Short exercise -
Determine how many lines include "JSON". Give the number and nothing else.

Provided material -
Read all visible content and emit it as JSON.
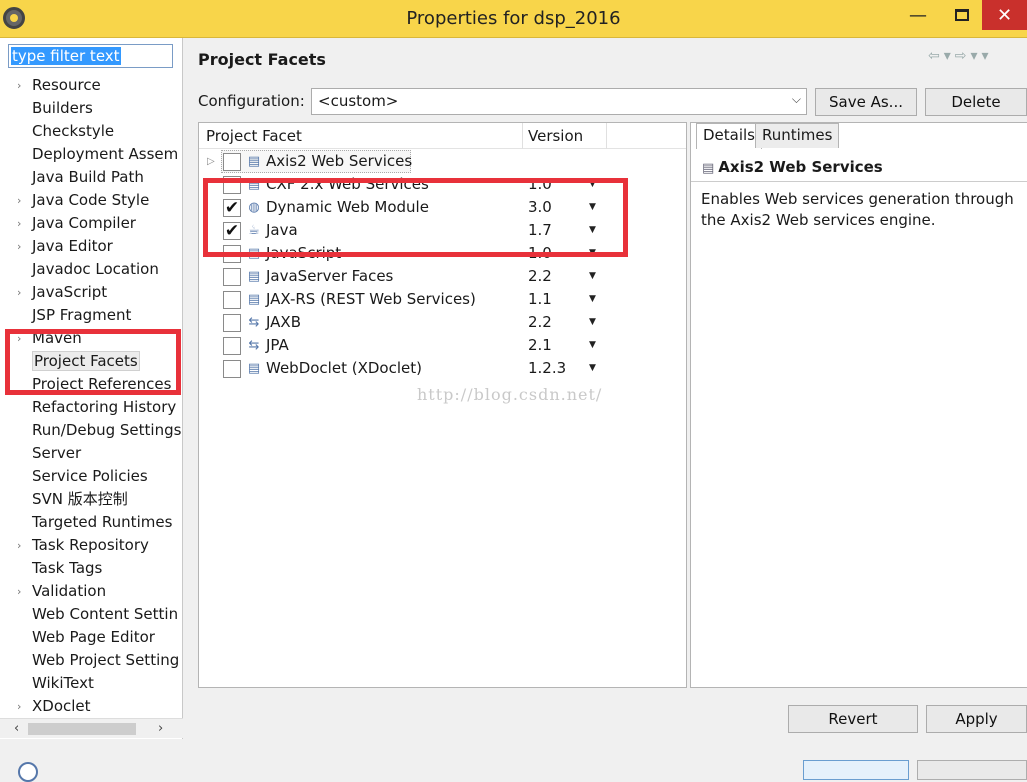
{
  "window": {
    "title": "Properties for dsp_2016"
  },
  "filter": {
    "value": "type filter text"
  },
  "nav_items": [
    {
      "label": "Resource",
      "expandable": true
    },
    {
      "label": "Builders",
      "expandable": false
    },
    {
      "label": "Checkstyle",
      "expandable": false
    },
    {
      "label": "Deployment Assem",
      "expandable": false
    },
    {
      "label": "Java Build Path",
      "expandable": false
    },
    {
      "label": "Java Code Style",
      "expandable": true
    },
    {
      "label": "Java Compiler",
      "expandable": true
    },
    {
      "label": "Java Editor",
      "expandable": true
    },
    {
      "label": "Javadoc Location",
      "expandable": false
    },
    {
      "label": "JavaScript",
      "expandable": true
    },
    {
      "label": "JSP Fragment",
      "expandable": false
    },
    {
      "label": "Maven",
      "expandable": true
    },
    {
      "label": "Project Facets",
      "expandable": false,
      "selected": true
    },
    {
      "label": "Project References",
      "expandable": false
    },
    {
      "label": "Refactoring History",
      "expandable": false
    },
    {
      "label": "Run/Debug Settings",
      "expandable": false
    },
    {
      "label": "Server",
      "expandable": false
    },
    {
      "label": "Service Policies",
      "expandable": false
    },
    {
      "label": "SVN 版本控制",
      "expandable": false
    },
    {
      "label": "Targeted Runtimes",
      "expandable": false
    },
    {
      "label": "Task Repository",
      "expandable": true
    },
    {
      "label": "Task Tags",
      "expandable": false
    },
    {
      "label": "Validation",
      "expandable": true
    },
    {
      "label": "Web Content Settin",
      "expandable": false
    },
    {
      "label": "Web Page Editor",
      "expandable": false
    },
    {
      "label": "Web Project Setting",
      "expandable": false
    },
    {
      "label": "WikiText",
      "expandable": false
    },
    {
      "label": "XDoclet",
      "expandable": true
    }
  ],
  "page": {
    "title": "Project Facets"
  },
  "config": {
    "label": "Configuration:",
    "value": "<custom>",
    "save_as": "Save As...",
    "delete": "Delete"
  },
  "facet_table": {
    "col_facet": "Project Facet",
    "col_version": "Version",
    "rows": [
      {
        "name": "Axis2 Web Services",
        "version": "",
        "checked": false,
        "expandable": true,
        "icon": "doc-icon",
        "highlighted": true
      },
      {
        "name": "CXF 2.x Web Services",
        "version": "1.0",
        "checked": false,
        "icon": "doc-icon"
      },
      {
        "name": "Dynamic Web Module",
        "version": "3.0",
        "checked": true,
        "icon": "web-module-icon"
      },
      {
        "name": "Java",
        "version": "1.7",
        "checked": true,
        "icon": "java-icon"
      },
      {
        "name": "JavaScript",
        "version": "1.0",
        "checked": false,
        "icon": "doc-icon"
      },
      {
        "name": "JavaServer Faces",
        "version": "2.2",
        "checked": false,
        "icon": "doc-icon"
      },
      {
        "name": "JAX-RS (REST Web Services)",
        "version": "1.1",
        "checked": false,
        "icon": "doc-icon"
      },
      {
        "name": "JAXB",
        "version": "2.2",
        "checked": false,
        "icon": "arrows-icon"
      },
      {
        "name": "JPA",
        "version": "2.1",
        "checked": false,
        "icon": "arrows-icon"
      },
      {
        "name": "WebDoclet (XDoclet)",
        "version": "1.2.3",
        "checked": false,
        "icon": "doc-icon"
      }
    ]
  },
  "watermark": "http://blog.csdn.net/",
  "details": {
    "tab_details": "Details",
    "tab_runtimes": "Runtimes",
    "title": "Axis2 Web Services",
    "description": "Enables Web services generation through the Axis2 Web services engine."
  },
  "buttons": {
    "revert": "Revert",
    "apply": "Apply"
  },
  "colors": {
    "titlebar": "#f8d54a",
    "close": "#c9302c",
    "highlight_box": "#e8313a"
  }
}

==

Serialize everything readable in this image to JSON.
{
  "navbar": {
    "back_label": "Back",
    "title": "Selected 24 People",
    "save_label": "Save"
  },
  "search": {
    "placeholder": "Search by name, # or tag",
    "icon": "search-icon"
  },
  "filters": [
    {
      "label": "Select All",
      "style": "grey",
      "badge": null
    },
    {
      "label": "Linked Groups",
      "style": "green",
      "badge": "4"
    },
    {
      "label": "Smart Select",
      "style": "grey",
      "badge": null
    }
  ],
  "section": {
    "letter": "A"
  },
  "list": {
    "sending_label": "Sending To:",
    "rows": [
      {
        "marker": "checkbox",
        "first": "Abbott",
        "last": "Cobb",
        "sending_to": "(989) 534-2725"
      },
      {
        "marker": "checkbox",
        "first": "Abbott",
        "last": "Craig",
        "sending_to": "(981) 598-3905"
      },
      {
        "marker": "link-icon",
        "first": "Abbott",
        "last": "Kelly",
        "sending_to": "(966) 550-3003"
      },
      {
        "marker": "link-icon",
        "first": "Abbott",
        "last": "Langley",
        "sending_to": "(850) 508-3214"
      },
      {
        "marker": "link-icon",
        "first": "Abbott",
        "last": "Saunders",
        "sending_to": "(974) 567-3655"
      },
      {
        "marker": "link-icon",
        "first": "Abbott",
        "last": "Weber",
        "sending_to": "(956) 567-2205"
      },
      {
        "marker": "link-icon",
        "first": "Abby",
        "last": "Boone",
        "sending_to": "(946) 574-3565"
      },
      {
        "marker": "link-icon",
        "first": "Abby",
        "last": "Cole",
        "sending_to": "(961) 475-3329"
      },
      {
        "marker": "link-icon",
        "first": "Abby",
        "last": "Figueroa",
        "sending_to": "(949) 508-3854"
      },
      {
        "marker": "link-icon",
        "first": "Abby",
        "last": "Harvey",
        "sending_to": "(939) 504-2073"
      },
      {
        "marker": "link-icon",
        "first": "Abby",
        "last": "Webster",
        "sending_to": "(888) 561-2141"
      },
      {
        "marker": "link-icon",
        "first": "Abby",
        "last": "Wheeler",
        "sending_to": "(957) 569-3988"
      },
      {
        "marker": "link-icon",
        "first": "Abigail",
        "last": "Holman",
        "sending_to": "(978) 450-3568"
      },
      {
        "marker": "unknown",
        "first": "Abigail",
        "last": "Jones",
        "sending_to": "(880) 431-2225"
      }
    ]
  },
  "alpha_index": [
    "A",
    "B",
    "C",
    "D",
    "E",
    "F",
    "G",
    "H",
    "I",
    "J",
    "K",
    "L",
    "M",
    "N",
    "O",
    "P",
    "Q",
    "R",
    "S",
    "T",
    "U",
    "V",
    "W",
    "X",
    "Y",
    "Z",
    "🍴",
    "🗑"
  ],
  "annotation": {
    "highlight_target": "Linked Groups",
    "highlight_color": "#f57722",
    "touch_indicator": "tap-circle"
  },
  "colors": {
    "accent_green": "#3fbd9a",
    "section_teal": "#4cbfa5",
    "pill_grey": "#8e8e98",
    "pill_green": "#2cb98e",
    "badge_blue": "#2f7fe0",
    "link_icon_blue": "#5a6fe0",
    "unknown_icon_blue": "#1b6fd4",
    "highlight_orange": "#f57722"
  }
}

Answer in full -
2